PROBLEM TO SOLVE:
Please give the listing again in its entirety, exactly as written.

>> BEGIN EXTRACTED MATERIAL

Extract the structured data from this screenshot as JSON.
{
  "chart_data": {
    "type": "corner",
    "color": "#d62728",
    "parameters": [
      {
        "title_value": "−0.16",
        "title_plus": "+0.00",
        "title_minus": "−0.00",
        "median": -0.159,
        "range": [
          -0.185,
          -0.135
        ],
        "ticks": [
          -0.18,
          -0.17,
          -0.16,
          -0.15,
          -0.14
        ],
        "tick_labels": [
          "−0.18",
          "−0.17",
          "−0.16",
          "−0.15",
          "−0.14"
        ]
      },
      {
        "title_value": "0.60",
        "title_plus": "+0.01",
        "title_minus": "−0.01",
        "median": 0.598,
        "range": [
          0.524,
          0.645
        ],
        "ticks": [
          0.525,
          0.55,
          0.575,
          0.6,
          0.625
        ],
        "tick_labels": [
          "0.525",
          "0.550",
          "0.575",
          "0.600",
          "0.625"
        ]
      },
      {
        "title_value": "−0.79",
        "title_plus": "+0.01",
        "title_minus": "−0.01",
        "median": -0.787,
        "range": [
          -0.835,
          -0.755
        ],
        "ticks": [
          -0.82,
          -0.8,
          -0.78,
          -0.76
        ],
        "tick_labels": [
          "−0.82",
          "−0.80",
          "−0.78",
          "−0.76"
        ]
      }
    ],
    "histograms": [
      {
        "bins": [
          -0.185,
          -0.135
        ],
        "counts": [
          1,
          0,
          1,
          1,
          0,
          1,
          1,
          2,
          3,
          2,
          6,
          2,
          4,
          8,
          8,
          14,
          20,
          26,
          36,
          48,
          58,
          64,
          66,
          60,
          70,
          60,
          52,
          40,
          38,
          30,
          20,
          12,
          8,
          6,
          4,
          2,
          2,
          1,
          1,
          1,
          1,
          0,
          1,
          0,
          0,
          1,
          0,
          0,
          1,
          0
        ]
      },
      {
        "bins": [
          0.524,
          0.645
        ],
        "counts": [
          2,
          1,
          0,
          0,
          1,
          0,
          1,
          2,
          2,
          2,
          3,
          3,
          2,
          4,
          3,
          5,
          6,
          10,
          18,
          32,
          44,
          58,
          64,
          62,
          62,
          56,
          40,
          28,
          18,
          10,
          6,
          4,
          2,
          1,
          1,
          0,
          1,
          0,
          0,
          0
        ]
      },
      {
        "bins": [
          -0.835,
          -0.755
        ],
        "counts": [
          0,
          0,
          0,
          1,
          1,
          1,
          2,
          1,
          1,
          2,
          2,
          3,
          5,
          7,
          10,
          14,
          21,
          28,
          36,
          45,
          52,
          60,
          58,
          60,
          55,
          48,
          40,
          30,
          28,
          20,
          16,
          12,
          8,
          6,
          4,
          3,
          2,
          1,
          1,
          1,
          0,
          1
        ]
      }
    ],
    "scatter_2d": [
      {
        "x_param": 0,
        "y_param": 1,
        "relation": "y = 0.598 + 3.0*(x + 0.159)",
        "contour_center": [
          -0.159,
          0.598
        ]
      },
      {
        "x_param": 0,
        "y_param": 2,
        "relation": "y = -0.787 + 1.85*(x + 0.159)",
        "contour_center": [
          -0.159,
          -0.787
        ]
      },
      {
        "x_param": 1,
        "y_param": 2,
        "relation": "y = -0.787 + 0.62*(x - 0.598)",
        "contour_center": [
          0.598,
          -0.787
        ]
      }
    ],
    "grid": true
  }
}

>> END EXTRACTED MATERIAL

EXPECTED OUTPUT:
Extract the structured data from this screenshot as JSON.
{
  "chart_data": {
    "type": "corner",
    "color": "#d62728",
    "parameters": [
      {
        "title_value": "−0.16",
        "title_plus": "+0.00",
        "title_minus": "−0.00",
        "median": -0.159,
        "range": [
          -0.185,
          -0.135
        ],
        "ticks": [
          -0.18,
          -0.17,
          -0.16,
          -0.15,
          -0.14
        ],
        "tick_labels": [
          "−0.18",
          "−0.17",
          "−0.16",
          "−0.15",
          "−0.14"
        ]
      },
      {
        "title_value": "0.60",
        "title_plus": "+0.01",
        "title_minus": "−0.01",
        "median": 0.598,
        "range": [
          0.524,
          0.645
        ],
        "ticks": [
          0.525,
          0.55,
          0.575,
          0.6,
          0.625
        ],
        "tick_labels": [
          "0.525",
          "0.550",
          "0.575",
          "0.600",
          "0.625"
        ]
      },
      {
        "title_value": "−0.79",
        "title_plus": "+0.01",
        "title_minus": "−0.01",
        "median": -0.787,
        "range": [
          -0.835,
          -0.755
        ],
        "ticks": [
          -0.82,
          -0.8,
          -0.78,
          -0.76
        ],
        "tick_labels": [
          "−0.82",
          "−0.80",
          "−0.78",
          "−0.76"
        ]
      }
    ],
    "histograms": [
      {
        "bins": [
          -0.185,
          -0.135
        ],
        "counts": [
          1,
          0,
          1,
          1,
          0,
          1,
          1,
          2,
          3,
          2,
          6,
          2,
          4,
          8,
          8,
          14,
          20,
          26,
          36,
          48,
          58,
          64,
          66,
          60,
          70,
          60,
          52,
          40,
          38,
          30,
          20,
          12,
          8,
          6,
          4,
          2,
          2,
          1,
          1,
          1,
          1,
          0,
          1,
          0,
          0,
          1,
          0,
          0,
          1,
          0
        ]
      },
      {
        "bins": [
          0.524,
          0.645
        ],
        "counts": [
          2,
          1,
          0,
          0,
          1,
          0,
          1,
          2,
          2,
          2,
          3,
          3,
          2,
          4,
          3,
          5,
          6,
          10,
          18,
          32,
          44,
          58,
          64,
          62,
          62,
          56,
          40,
          28,
          18,
          10,
          6,
          4,
          2,
          1,
          1,
          0,
          1,
          0,
          0,
          0
        ]
      },
      {
        "bins": [
          -0.835,
          -0.755
        ],
        "counts": [
          0,
          0,
          0,
          1,
          1,
          1,
          2,
          1,
          1,
          2,
          2,
          3,
          5,
          7,
          10,
          14,
          21,
          28,
          36,
          45,
          52,
          60,
          58,
          60,
          55,
          48,
          40,
          30,
          28,
          20,
          16,
          12,
          8,
          6,
          4,
          3,
          2,
          1,
          1,
          1,
          0,
          1
        ]
      }
    ],
    "scatter_2d": [
      {
        "x_param": 0,
        "y_param": 1,
        "relation": "y = 0.598 + 3.0*(x + 0.159)",
        "contour_center": [
          -0.159,
          0.598
        ]
      },
      {
        "x_param": 0,
        "y_param": 2,
        "relation": "y = -0.787 + 1.85*(x + 0.159)",
        "contour_center": [
          -0.159,
          -0.787
        ]
      },
      {
        "x_param": 1,
        "y_param": 2,
        "relation": "y = -0.787 + 0.62*(x - 0.598)",
        "contour_center": [
          0.598,
          -0.787
        ]
      }
    ],
    "grid": true
  }
}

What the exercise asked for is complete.